> **Aim**: Extract all lines in the data that contain the word "right".

> **Supplied entries**:

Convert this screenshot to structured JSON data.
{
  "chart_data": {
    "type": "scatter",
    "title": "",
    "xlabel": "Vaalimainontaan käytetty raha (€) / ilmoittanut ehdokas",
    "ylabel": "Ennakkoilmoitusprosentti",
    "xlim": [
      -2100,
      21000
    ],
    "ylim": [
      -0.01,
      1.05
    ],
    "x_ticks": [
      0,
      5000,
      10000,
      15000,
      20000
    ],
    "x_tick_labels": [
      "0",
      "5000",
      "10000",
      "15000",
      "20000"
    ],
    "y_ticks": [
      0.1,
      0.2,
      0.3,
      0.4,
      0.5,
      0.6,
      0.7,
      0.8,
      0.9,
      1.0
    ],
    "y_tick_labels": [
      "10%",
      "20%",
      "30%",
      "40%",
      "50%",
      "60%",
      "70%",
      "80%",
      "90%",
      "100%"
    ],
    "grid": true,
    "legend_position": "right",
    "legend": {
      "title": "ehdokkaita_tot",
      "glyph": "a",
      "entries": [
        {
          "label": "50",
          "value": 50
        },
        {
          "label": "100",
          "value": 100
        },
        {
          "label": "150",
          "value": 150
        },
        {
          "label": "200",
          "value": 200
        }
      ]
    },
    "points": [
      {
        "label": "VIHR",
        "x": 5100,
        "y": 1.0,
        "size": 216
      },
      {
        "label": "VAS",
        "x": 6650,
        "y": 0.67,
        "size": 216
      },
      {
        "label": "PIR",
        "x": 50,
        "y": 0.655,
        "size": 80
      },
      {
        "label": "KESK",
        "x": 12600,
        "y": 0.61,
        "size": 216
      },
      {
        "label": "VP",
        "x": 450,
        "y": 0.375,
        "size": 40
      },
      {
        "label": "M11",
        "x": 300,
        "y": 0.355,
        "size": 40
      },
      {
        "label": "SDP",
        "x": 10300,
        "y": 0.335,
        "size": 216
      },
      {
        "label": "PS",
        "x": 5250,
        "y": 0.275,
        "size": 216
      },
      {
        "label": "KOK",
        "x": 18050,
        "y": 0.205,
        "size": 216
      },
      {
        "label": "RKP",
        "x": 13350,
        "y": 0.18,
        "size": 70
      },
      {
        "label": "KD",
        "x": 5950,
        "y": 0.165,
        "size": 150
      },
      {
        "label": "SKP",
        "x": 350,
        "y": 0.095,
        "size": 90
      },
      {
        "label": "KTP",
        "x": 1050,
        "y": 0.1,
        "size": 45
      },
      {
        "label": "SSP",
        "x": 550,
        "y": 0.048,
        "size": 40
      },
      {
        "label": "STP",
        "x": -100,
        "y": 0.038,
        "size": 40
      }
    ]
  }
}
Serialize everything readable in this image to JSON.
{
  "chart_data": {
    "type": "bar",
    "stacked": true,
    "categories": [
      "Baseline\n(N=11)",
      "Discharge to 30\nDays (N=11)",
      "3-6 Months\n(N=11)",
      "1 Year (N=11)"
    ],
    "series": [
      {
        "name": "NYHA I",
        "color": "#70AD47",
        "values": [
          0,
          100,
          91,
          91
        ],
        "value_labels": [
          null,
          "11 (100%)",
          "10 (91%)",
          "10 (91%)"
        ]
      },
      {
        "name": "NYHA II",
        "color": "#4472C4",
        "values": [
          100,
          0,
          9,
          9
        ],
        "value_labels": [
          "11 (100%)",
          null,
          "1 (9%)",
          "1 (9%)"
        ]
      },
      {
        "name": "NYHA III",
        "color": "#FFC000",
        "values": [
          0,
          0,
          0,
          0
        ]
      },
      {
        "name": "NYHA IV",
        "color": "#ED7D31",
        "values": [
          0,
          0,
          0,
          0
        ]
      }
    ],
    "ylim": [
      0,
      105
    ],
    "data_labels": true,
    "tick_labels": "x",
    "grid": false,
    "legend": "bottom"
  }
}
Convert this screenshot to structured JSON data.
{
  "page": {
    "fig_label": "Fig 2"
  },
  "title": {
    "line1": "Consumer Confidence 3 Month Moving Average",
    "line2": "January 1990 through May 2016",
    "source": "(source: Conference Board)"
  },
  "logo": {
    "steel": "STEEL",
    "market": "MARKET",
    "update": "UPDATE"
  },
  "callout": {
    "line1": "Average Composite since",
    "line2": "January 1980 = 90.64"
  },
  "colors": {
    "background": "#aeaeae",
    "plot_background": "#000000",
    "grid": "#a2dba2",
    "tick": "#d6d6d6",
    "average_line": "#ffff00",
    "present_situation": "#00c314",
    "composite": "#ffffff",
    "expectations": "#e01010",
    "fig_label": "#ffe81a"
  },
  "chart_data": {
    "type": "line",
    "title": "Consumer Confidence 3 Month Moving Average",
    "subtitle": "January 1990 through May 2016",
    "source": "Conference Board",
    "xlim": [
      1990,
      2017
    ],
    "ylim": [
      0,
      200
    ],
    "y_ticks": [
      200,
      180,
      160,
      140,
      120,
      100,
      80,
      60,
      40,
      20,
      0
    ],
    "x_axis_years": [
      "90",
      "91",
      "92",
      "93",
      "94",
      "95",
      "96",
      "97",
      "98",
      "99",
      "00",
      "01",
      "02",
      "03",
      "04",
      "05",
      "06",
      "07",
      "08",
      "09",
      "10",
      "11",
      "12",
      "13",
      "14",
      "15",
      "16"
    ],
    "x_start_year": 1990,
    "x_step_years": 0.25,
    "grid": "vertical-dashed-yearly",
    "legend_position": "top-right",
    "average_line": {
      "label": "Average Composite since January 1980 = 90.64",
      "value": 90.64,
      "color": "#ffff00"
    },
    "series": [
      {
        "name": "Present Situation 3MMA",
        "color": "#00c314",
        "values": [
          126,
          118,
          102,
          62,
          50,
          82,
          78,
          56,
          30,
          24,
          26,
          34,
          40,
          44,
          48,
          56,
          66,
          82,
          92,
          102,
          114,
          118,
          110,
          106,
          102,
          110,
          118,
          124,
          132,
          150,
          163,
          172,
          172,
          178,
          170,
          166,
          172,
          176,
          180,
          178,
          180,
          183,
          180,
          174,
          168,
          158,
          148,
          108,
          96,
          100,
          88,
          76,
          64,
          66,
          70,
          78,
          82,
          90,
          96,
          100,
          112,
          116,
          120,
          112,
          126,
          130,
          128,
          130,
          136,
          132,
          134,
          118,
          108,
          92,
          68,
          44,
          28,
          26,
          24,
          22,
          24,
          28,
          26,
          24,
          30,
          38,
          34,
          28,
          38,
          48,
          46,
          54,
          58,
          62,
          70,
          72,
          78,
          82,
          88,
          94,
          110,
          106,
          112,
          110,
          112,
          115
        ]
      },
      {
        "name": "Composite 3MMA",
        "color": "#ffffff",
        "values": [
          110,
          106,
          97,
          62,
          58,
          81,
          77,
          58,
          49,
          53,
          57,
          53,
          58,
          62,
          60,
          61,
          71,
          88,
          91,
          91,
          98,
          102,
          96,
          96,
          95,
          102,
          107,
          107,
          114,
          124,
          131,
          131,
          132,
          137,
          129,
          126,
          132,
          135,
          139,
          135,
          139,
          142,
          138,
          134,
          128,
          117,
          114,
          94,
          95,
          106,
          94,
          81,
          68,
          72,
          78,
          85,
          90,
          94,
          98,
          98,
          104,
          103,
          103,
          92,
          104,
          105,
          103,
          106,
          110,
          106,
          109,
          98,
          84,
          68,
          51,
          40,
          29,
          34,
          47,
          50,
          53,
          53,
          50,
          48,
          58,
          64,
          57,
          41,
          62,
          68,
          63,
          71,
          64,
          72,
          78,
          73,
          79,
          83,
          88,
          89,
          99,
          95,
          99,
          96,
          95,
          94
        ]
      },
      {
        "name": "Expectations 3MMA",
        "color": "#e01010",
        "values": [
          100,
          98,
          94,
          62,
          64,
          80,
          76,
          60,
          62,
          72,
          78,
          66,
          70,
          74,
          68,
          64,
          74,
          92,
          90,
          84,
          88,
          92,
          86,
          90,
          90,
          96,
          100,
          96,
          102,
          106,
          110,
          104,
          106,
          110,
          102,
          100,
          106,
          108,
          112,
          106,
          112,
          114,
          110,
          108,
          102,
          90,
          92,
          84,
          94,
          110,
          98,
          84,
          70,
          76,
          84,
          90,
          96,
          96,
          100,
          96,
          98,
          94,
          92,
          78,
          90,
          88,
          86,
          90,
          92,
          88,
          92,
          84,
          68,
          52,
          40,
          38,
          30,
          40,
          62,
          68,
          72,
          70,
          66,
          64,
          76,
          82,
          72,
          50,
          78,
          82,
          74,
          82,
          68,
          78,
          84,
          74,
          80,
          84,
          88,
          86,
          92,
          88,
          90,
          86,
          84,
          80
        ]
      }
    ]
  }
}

> **Answer**:
    "legend_position": "right",
    "legend_position": "top-right",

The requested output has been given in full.